[Extracts from a graphics dataset]
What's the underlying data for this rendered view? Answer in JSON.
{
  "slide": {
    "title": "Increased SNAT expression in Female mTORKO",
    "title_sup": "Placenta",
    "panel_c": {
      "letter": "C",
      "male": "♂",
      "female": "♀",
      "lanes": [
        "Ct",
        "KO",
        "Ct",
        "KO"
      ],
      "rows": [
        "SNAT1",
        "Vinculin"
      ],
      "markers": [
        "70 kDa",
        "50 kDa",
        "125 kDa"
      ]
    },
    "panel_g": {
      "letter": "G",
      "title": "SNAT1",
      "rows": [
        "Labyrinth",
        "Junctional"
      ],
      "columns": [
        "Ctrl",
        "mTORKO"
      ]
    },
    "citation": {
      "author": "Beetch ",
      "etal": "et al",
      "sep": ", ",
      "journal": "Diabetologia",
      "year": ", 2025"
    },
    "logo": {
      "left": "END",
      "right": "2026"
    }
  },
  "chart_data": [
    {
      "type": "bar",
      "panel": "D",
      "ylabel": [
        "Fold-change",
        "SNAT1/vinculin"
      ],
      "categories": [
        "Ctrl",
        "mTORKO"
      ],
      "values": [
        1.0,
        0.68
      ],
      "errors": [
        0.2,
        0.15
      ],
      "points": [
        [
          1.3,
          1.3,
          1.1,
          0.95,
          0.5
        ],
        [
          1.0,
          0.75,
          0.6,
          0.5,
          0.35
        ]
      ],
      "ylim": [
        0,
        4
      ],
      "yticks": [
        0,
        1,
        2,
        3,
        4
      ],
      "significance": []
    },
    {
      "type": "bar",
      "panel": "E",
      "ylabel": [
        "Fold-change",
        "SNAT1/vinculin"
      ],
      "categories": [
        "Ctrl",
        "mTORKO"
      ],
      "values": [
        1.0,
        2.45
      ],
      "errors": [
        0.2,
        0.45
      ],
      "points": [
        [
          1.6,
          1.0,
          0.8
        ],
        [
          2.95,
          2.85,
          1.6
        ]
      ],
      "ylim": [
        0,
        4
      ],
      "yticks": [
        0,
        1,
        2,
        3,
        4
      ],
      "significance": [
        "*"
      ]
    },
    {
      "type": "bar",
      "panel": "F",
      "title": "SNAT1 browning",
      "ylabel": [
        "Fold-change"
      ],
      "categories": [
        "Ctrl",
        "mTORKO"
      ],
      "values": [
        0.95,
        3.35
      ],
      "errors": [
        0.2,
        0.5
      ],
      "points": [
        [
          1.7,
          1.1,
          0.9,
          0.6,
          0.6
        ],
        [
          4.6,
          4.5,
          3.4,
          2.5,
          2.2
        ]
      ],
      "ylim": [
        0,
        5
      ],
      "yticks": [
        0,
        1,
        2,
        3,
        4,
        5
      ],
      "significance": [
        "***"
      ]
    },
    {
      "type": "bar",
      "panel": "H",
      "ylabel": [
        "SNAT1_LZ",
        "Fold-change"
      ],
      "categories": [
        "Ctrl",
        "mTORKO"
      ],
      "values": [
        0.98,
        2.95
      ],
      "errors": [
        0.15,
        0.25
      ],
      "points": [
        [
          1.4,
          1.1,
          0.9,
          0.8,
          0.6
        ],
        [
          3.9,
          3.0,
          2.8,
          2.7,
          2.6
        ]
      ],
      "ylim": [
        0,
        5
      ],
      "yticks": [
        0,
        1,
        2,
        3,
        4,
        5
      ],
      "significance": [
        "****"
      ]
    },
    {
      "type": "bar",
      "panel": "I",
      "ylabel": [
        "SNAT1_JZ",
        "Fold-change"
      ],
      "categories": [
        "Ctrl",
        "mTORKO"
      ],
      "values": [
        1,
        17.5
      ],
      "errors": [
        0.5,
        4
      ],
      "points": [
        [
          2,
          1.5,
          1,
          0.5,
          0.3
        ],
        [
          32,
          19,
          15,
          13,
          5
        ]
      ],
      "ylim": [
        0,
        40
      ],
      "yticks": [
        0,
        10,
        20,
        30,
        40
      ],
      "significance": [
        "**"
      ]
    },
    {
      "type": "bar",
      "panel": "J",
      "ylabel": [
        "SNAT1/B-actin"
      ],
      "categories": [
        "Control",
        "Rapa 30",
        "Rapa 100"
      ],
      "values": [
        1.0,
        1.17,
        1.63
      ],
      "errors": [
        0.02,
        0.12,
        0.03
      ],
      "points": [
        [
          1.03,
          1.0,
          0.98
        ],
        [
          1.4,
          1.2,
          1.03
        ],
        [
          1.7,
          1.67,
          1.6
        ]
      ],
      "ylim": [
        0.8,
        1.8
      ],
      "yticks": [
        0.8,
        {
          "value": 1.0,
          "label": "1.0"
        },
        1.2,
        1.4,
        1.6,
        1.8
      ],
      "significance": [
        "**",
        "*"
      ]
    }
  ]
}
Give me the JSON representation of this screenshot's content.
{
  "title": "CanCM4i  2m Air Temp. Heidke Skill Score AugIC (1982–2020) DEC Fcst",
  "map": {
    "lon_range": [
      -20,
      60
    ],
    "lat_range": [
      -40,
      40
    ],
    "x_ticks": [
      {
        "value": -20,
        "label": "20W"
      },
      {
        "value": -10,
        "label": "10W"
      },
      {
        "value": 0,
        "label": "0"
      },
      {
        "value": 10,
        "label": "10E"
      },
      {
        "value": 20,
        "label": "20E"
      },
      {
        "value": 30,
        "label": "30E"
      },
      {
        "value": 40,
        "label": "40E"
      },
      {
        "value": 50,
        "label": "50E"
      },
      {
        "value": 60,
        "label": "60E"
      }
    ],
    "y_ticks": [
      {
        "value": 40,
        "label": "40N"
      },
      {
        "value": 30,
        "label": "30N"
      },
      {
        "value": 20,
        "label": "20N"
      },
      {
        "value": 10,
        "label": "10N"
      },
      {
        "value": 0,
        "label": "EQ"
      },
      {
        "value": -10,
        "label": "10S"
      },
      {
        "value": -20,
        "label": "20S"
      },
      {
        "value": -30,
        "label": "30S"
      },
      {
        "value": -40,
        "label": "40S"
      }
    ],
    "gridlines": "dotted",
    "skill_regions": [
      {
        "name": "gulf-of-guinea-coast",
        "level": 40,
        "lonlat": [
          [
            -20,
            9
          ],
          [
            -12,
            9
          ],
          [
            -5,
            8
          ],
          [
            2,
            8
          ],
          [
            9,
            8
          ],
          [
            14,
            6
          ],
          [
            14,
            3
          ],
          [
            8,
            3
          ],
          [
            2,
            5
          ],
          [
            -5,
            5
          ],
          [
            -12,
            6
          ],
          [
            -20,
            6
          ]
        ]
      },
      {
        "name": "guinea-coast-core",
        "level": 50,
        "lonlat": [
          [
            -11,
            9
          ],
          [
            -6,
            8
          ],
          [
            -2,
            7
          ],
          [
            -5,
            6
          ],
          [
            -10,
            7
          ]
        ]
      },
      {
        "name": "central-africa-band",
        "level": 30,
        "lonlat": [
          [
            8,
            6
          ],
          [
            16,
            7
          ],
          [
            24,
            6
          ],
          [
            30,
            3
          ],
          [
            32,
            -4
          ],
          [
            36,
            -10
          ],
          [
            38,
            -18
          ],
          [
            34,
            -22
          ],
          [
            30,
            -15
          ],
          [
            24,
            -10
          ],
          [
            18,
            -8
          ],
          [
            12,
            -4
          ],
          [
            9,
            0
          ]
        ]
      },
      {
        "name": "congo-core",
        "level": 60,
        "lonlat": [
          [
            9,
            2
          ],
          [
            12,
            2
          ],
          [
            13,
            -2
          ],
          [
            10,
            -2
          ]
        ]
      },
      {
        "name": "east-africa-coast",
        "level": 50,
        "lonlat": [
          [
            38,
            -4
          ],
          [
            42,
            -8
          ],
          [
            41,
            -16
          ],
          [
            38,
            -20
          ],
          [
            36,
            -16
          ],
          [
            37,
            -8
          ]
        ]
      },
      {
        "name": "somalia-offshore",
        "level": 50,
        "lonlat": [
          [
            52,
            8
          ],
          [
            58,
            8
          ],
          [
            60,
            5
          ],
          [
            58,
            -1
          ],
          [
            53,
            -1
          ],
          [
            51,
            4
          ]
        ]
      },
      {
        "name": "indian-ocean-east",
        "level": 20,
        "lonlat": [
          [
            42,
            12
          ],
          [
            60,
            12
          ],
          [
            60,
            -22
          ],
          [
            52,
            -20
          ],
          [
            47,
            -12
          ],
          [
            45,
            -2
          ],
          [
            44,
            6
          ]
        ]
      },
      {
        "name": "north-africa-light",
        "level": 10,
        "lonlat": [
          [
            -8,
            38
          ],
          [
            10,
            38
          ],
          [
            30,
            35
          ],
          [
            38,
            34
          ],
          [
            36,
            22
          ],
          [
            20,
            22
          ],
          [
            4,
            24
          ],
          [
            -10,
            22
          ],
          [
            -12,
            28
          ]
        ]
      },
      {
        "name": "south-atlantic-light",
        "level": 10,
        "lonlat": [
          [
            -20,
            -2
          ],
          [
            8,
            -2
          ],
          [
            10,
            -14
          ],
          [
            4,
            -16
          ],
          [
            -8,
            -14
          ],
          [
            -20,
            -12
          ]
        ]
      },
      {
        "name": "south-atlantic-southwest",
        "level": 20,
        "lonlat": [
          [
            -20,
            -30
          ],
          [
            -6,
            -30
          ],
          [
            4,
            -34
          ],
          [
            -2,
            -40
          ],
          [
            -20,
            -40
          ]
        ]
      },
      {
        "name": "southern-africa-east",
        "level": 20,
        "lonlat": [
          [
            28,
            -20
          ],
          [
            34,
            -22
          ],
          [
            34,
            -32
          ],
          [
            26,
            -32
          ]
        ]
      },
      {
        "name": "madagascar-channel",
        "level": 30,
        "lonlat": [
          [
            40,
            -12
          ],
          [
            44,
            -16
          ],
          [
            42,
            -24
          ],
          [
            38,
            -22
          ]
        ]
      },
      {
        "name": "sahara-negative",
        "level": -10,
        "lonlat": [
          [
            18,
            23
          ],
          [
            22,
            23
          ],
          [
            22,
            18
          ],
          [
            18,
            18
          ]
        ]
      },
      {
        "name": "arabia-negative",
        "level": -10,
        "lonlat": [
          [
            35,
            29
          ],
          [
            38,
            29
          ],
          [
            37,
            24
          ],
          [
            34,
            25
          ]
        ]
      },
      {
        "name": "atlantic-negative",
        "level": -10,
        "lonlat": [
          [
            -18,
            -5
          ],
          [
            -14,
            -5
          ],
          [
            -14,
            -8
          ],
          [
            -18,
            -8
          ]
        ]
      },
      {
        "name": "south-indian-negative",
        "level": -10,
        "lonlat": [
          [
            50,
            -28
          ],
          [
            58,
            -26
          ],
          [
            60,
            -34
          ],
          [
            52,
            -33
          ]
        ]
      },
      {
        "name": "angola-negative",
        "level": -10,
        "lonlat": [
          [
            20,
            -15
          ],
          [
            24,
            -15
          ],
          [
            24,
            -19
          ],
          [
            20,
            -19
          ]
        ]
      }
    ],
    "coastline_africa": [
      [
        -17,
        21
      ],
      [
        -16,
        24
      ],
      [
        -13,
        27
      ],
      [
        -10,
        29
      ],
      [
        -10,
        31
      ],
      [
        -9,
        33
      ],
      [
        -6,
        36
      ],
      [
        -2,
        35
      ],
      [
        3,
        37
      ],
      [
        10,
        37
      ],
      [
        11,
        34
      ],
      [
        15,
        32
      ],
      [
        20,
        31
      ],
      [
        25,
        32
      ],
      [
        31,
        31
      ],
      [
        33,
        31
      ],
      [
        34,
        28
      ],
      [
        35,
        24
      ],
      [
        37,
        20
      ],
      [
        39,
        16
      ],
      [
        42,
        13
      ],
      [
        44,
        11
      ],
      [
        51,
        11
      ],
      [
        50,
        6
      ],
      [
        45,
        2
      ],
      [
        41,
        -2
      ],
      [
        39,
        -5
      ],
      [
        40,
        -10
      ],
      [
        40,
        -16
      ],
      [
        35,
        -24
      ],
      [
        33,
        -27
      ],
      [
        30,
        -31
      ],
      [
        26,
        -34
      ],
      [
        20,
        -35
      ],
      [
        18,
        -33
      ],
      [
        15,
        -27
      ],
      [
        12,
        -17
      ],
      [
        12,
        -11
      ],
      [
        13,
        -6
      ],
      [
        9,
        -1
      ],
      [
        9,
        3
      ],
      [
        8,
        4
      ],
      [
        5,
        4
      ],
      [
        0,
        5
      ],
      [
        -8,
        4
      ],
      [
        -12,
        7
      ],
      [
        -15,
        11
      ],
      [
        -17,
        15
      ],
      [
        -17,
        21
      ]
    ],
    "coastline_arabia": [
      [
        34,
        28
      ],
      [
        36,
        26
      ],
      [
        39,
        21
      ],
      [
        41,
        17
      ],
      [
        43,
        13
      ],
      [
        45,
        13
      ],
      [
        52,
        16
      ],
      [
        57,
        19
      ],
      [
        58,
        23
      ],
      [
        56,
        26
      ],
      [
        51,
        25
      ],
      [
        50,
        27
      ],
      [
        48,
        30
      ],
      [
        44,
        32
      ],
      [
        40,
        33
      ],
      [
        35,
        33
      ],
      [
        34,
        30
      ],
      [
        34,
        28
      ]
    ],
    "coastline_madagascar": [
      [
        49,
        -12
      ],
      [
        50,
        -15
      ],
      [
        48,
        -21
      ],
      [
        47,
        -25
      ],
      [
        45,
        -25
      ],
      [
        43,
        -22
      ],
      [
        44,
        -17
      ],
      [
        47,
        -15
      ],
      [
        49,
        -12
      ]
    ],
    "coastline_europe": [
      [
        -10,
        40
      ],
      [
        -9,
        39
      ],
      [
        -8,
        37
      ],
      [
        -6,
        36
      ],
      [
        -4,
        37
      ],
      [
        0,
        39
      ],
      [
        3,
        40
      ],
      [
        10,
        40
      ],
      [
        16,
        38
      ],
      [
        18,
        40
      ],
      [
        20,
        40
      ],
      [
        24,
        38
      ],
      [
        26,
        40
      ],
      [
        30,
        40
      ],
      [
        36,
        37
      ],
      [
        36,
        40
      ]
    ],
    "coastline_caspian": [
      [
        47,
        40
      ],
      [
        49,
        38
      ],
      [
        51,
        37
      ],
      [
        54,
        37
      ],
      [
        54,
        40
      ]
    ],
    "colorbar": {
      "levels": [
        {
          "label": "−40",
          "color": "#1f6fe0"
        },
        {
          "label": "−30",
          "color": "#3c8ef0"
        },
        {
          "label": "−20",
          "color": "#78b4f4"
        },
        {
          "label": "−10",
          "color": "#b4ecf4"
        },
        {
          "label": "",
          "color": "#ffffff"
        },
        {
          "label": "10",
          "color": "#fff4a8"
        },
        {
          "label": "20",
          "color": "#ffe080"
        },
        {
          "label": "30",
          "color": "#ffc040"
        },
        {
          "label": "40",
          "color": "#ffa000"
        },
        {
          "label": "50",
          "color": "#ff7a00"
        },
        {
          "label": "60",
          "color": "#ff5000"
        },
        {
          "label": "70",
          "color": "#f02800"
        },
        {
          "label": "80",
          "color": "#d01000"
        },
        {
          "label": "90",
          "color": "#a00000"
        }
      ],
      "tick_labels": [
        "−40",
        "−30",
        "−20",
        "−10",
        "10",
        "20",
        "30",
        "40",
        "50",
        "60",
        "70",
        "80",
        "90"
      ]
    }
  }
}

-- GOAL OF THE EXERCISE --
Show the lines of the records that contain the word "atlantic".

-- THE SOLUTION --
        "name": "south-atlantic-light",
        "name": "south-atlantic-southwest",
        "name": "atlantic-negative",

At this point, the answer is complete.